• Exercise prompt: Set every record down verbatim and omit the pictures.

Data extracted from a collection
»»

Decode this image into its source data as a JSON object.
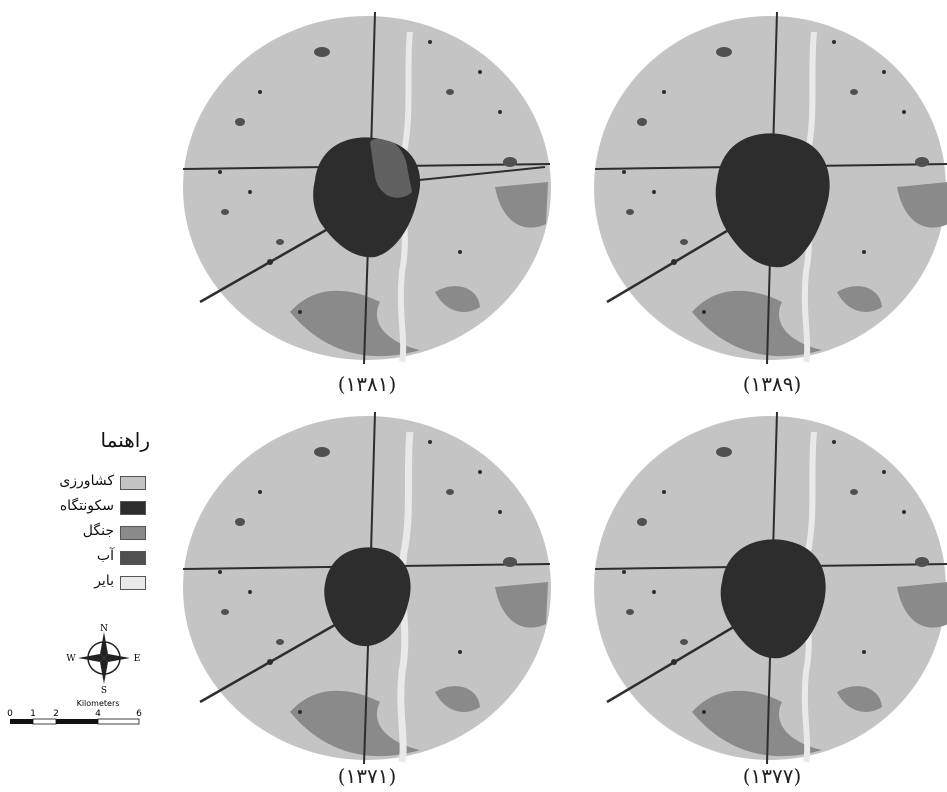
{
  "maps": [
    {
      "id": "tl",
      "caption": "(۱۳۸۱)"
    },
    {
      "id": "tr",
      "caption": "(۱۳۸۹)"
    },
    {
      "id": "bl",
      "caption": "(۱۳۷۱)"
    },
    {
      "id": "br",
      "caption": "(۱۳۷۷)"
    }
  ],
  "legend": {
    "title": "راهنما",
    "items": [
      {
        "label": "کشاورزی",
        "color": "#c4c4c4"
      },
      {
        "label": "سکونتگاه",
        "color": "#2d2d2d"
      },
      {
        "label": "جنگل",
        "color": "#8a8a8a"
      },
      {
        "label": "آب",
        "color": "#505050"
      },
      {
        "label": "بایر",
        "color": "#e9e9e9"
      }
    ]
  },
  "compass": {
    "n": "N",
    "s": "S",
    "e": "E",
    "w": "W"
  },
  "scale": {
    "unit": "Kilometers",
    "ticks": [
      "0",
      "1",
      "2",
      "4",
      "6"
    ]
  }
}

««

• Exercise response:
Decode this image into its source data as a JSON object.
{
  "maps": [
    {
      "id": "tl",
      "caption": "(۱۳۸۱)"
    },
    {
      "id": "tr",
      "caption": "(۱۳۸۹)"
    },
    {
      "id": "bl",
      "caption": "(۱۳۷۱)"
    },
    {
      "id": "br",
      "caption": "(۱۳۷۷)"
    }
  ],
  "legend": {
    "title": "راهنما",
    "items": [
      {
        "label": "کشاورزی",
        "color": "#c4c4c4"
      },
      {
        "label": "سکونتگاه",
        "color": "#2d2d2d"
      },
      {
        "label": "جنگل",
        "color": "#8a8a8a"
      },
      {
        "label": "آب",
        "color": "#505050"
      },
      {
        "label": "بایر",
        "color": "#e9e9e9"
      }
    ]
  },
  "compass": {
    "n": "N",
    "s": "S",
    "e": "E",
    "w": "W"
  },
  "scale": {
    "unit": "Kilometers",
    "ticks": [
      "0",
      "1",
      "2",
      "4",
      "6"
    ]
  }
}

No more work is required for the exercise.